━━━ LISTED RECORDS ━━━

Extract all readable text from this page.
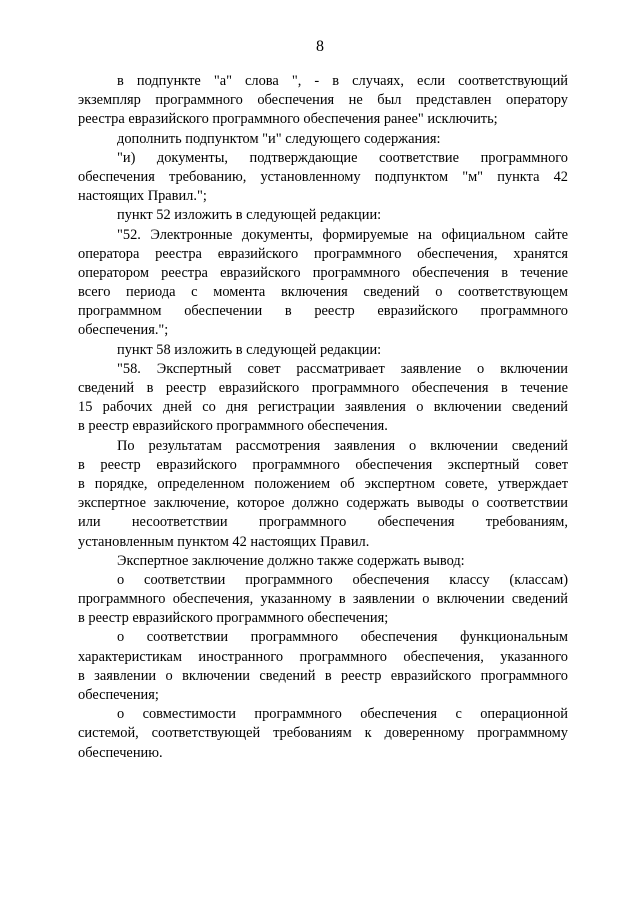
8
в подпункте "а" слова ", - в случаях, если соответствующий
экземпляр программного обеспечения не был представлен оператору
реестра евразийского программного обеспечения ранее" исключить;
дополнить подпунктом "и" следующего содержания:
"и) документы, подтверждающие соответствие программного
обеспечения требованию, установленному подпунктом "м" пункта 42
настоящих Правил.";
пункт 52 изложить в следующей редакции:
"52. Электронные документы, формируемые на официальном сайте
оператора реестра евразийского программного обеспечения, хранятся
оператором реестра евразийского программного обеспечения в течение
всего периода с момента включения сведений о соответствующем
программном обеспечении в реестр евразийского программного
обеспечения.";
пункт 58 изложить в следующей редакции:
"58. Экспертный совет рассматривает заявление о включении
сведений в реестр евразийского программного обеспечения в течение
15 рабочих дней со дня регистрации заявления о включении сведений
в реестр евразийского программного обеспечения.
По результатам рассмотрения заявления о включении сведений
в реестр евразийского программного обеспечения экспертный совет
в порядке, определенном положением об экспертном совете, утверждает
экспертное заключение, которое должно содержать выводы о соответствии
или несоответствии программного обеспечения требованиям,
установленным пунктом 42 настоящих Правил.
Экспертное заключение должно также содержать вывод:
о соответствии программного обеспечения классу (классам)
программного обеспечения, указанному в заявлении о включении сведений
в реестр евразийского программного обеспечения;
о соответствии программного обеспечения функциональным
характеристикам иностранного программного обеспечения, указанного
в заявлении о включении сведений в реестр евразийского программного
обеспечения;
о совместимости программного обеспечения с операционной
системой, соответствующей требованиям к доверенному программному
обеспечению.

━━━

**YOUR TASK:**
Repeat the data exactly, excluding the pictures.

**THE COMPLETED TASK:**
Extract all readable text from this page.
8
в подпункте "а" слова ", - в случаях, если соответствующий
экземпляр программного обеспечения не был представлен оператору
реестра евразийского программного обеспечения ранее" исключить;
дополнить подпунктом "и" следующего содержания:
"и) документы, подтверждающие соответствие программного
обеспечения требованию, установленному подпунктом "м" пункта 42
настоящих Правил.";
пункт 52 изложить в следующей редакции:
"52. Электронные документы, формируемые на официальном сайте
оператора реестра евразийского программного обеспечения, хранятся
оператором реестра евразийского программного обеспечения в течение
всего периода с момента включения сведений о соответствующем
программном обеспечении в реестр евразийского программного
обеспечения.";
пункт 58 изложить в следующей редакции:
"58. Экспертный совет рассматривает заявление о включении
сведений в реестр евразийского программного обеспечения в течение
15 рабочих дней со дня регистрации заявления о включении сведений
в реестр евразийского программного обеспечения.
По результатам рассмотрения заявления о включении сведений
в реестр евразийского программного обеспечения экспертный совет
в порядке, определенном положением об экспертном совете, утверждает
экспертное заключение, которое должно содержать выводы о соответствии
или несоответствии программного обеспечения требованиям,
установленным пунктом 42 настоящих Правил.
Экспертное заключение должно также содержать вывод:
о соответствии программного обеспечения классу (классам)
программного обеспечения, указанному в заявлении о включении сведений
в реестр евразийского программного обеспечения;
о соответствии программного обеспечения функциональным
характеристикам иностранного программного обеспечения, указанного
в заявлении о включении сведений в реестр евразийского программного
обеспечения;
о совместимости программного обеспечения с операционной
системой, соответствующей требованиям к доверенному программному
обеспечению.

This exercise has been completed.